-- Start of EXERCISE MATERIAL --

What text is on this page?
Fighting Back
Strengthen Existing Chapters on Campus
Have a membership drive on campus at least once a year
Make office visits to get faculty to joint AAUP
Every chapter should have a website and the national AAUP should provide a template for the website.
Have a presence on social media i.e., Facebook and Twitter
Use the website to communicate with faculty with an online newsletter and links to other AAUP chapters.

-- End of EXERCISE MATERIAL --

Transcribe the records above exactly as they appear.

REPLY »
What text is on this page?
Fighting Back
Strengthen Existing Chapters on Campus
Have a membership drive on campus at least once a year
Make office visits to get faculty to joint AAUP
Every chapter should have a website and the national AAUP should provide a template for the website.
Have a presence on social media i.e., Facebook and Twitter
Use the website to communicate with faculty with an online newsletter and links to other AAUP chapters.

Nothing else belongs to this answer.